> **What you are asked to do**: Look through the material below. Copy every line with the string "цифры" in it.

> **Dataset**:
· · · · · · ·

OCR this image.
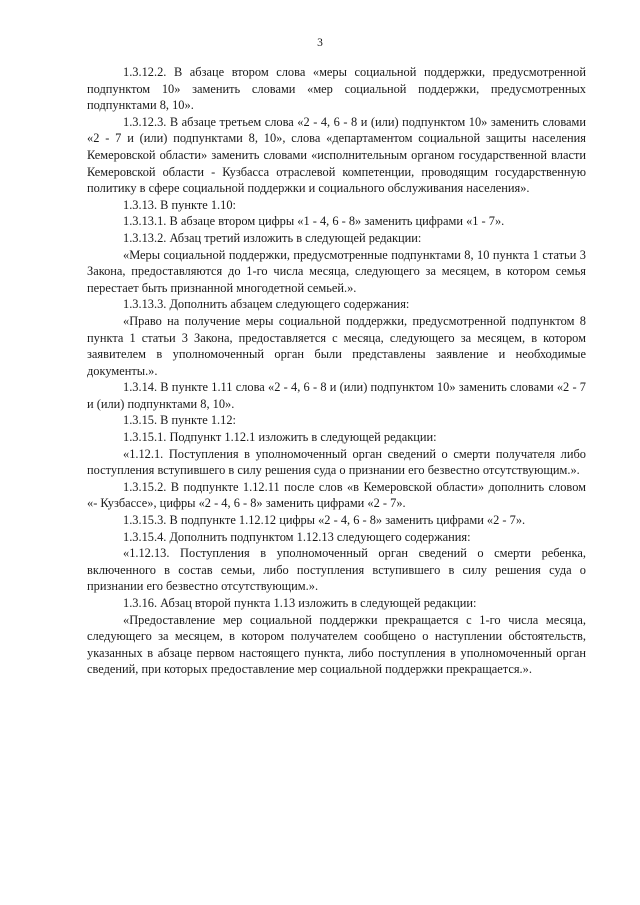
3

1.3.12.2. В абзаце втором слова «меры социальной поддержки, предусмотренной подпунктом 10» заменить словами «мер социальной поддержки, предусмотренных подпунктами 8, 10».

1.3.12.3. В абзаце третьем слова «2 - 4, 6 - 8 и (или) подпунктом 10» заменить словами «2 - 7 и (или) подпунктами 8, 10», слова «департаментом социальной защиты населения Кемеровской области» заменить словами «исполнительным органом государственной власти Кемеровской области - Кузбасса отраслевой компетенции, проводящим государственную политику в сфере социальной поддержки и социального обслуживания населения».

1.3.13. В пункте 1.10:

1.3.13.1. В абзаце втором цифры «1 - 4, 6 - 8» заменить цифрами «1 - 7».

1.3.13.2. Абзац третий изложить в следующей редакции:

«Меры социальной поддержки, предусмотренные подпунктами 8, 10 пункта 1 статьи 3 Закона, предоставляются до 1-го числа месяца, следующего за месяцем, в котором семья перестает быть признанной многодетной семьей.».

1.3.13.3. Дополнить абзацем следующего содержания:

«Право на получение меры социальной поддержки, предусмотренной подпунктом 8 пункта 1 статьи 3 Закона, предоставляется с месяца, следующего за месяцем, в котором заявителем в уполномоченный орган были представлены заявление и необходимые документы.».

1.3.14. В пункте 1.11 слова «2 - 4, 6 - 8 и (или) подпунктом 10» заменить словами «2 - 7 и (или) подпунктами 8, 10».

1.3.15. В пункте 1.12:

1.3.15.1. Подпункт 1.12.1 изложить в следующей редакции:

«1.12.1. Поступления в уполномоченный орган сведений о смерти получателя либо поступления вступившего в силу решения суда о признании его безвестно отсутствующим.».

1.3.15.2. В подпункте 1.12.11 после слов «в Кемеровской области» дополнить словом «- Кузбассе», цифры «2 - 4, 6 - 8» заменить цифрами «2 - 7».

1.3.15.3. В подпункте 1.12.12 цифры «2 - 4, 6 - 8» заменить цифрами «2 - 7».

1.3.15.4. Дополнить подпунктом 1.12.13 следующего содержания:

«1.12.13. Поступления в уполномоченный орган сведений о смерти ребенка, включенного в состав семьи, либо поступления вступившего в силу решения суда о признании его безвестно отсутствующим.».

1.3.16. Абзац второй пункта 1.13 изложить в следующей редакции:

«Предоставление мер социальной поддержки прекращается с 1-го числа месяца, следующего за месяцем, в котором получателем сообщено о наступлении обстоятельств, указанных в абзаце первом настоящего пункта, либо поступления в уполномоченный орган сведений, при которых предоставление мер социальной поддержки прекращается.».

· · · · · · ·

> **Output for this exercise**:
1.3.13.1. В абзаце втором цифры «1 - 4, 6 - 8» заменить цифрами «1 - 7».
1.3.15.2. В подпункте 1.12.11 после слов «в Кемеровской области» дополнить словом «- Кузбассе», цифры «2 - 4, 6 - 8» заменить цифрами «2 - 7».
1.3.15.3. В подпункте 1.12.12 цифры «2 - 4, 6 - 8» заменить цифрами «2 - 7».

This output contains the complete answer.